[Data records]
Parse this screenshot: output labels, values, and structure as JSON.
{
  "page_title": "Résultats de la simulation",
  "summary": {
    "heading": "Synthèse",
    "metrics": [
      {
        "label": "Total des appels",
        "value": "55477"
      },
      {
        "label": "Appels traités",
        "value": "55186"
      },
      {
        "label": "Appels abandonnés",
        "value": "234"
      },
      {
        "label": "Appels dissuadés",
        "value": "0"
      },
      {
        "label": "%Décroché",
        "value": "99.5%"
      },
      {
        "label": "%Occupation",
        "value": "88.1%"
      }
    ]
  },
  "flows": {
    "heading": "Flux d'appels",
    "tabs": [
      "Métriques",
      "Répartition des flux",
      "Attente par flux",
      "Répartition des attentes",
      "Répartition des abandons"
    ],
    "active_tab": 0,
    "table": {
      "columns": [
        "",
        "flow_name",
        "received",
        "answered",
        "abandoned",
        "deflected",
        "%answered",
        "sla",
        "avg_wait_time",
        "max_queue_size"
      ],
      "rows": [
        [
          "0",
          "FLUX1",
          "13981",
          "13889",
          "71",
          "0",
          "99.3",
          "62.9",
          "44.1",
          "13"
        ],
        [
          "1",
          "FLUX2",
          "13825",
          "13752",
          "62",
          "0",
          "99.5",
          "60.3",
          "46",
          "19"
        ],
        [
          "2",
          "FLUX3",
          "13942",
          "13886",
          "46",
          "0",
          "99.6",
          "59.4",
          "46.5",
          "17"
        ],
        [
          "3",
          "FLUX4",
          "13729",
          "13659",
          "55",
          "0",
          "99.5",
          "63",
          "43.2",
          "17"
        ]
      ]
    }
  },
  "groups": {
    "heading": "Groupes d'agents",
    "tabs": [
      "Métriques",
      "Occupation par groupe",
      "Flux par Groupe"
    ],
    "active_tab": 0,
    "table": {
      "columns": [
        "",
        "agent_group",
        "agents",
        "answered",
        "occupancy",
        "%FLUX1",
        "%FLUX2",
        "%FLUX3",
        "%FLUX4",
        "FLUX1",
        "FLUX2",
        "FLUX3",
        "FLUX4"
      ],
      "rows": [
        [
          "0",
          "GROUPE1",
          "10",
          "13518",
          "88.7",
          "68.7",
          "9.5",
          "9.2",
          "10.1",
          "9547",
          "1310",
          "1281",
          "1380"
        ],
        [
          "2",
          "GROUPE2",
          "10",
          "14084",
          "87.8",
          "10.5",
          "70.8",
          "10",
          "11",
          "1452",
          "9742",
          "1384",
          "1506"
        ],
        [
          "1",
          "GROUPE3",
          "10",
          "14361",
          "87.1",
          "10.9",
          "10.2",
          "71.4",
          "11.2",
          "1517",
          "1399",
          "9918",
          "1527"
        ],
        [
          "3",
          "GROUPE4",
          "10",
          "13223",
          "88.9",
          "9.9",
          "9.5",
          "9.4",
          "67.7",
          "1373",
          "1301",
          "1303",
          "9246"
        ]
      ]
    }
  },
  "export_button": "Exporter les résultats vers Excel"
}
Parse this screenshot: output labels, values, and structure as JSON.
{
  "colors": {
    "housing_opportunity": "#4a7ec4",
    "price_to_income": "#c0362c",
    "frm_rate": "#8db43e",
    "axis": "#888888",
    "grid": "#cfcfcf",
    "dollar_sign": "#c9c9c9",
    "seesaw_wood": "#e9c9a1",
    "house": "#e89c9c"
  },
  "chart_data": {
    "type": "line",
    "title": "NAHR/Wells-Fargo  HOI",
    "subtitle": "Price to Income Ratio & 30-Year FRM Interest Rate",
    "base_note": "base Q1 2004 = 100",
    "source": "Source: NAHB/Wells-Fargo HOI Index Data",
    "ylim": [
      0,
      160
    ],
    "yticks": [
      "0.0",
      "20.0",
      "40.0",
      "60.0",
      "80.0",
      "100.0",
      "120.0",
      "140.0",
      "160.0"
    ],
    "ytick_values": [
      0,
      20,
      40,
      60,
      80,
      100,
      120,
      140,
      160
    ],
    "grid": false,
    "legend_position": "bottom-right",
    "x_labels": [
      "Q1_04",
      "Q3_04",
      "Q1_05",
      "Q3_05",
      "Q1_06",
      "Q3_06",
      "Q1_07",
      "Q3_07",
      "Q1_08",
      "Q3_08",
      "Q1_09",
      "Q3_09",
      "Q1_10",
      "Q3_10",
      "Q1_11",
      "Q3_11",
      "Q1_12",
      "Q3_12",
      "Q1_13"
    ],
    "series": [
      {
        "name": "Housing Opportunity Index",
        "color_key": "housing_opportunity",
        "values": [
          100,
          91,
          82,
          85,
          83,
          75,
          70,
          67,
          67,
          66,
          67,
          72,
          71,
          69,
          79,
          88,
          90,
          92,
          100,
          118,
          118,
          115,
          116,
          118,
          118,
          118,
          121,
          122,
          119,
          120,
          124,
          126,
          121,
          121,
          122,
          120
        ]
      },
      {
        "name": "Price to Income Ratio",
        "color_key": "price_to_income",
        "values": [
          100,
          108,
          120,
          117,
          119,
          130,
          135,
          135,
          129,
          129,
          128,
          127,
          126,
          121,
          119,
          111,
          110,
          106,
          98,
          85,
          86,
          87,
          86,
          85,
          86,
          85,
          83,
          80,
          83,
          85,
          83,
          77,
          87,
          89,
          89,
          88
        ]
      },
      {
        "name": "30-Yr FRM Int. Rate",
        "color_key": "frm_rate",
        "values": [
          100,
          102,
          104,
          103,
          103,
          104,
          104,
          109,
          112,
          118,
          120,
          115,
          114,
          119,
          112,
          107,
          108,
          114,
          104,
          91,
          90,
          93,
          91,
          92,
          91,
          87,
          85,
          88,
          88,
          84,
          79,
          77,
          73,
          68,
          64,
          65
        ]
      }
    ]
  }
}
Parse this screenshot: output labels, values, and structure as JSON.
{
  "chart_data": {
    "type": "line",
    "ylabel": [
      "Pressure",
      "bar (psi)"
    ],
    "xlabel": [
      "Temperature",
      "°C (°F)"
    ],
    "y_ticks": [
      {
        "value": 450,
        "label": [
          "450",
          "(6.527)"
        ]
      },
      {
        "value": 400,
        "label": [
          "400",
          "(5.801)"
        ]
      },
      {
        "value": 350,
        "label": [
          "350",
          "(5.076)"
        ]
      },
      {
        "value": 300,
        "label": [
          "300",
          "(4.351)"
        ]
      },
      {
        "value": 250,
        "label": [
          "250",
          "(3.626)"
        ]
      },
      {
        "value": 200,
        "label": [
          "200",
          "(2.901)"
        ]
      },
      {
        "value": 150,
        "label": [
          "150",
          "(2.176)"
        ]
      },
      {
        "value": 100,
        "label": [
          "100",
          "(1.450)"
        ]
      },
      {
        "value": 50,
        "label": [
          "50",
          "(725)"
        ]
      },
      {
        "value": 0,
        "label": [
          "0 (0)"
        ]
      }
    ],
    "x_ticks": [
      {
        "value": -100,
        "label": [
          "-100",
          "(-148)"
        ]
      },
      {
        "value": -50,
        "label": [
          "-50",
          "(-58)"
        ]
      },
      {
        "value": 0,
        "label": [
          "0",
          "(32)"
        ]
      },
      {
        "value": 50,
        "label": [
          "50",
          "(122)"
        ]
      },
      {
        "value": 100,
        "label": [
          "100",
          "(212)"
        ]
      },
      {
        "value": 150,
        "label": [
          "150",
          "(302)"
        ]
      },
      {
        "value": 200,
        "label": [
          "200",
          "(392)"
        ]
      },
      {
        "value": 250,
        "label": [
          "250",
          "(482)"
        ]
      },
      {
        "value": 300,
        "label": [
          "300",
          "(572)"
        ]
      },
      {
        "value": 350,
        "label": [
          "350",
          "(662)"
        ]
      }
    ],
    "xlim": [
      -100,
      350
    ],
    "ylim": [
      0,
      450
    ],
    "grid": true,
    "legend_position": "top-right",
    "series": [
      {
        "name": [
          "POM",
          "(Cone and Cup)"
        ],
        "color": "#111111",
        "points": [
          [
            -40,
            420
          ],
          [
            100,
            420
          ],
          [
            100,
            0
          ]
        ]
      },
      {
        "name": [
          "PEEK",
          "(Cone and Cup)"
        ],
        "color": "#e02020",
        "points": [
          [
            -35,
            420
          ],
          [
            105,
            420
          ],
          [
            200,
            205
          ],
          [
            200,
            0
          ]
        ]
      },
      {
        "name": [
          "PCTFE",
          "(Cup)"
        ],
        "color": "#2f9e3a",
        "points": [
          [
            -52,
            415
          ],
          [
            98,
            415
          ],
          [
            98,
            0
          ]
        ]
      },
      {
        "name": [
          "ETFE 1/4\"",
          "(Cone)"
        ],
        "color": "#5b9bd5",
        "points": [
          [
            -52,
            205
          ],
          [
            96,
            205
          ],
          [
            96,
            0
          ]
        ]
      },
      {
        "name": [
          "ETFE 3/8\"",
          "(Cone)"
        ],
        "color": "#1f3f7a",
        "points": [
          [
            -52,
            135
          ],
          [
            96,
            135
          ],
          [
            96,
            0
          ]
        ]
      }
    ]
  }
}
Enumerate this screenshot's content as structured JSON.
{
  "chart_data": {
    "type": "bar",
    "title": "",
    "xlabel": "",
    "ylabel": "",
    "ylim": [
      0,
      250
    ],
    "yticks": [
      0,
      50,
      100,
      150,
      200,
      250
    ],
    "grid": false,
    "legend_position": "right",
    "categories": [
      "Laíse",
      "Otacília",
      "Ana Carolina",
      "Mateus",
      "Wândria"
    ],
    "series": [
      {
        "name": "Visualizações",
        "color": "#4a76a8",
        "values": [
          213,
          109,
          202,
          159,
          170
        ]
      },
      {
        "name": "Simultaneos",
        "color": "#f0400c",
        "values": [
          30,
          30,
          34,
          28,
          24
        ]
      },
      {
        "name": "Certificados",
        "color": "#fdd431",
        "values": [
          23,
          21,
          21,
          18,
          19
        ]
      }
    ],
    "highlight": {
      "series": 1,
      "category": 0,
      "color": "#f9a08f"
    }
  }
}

_Instructions for the task_
Quote, without alteration, the final stretch of the entries: the line with "Enumerate this screenshot's" onward to the last line.

_Response_
Enumerate this screenshot's content as structured JSON.
{
  "chart_data": {
    "type": "bar",
    "title": "",
    "xlabel": "",
    "ylabel": "",
    "ylim": [
      0,
      250
    ],
    "yticks": [
      0,
      50,
      100,
      150,
      200,
      250
    ],
    "grid": false,
    "legend_position": "right",
    "categories": [
      "Laíse",
      "Otacília",
      "Ana Carolina",
      "Mateus",
      "Wândria"
    ],
    "series": [
      {
        "name": "Visualizações",
        "color": "#4a76a8",
        "values": [
          213,
          109,
          202,
          159,
          170
        ]
      },
      {
        "name": "Simultaneos",
        "color": "#f0400c",
        "values": [
          30,
          30,
          34,
          28,
          24
        ]
      },
      {
        "name": "Certificados",
        "color": "#fdd431",
        "values": [
          23,
          21,
          21,
          18,
          19
        ]
      }
    ],
    "highlight": {
      "series": 1,
      "category": 0,
      "color": "#f9a08f"
    }
  }
}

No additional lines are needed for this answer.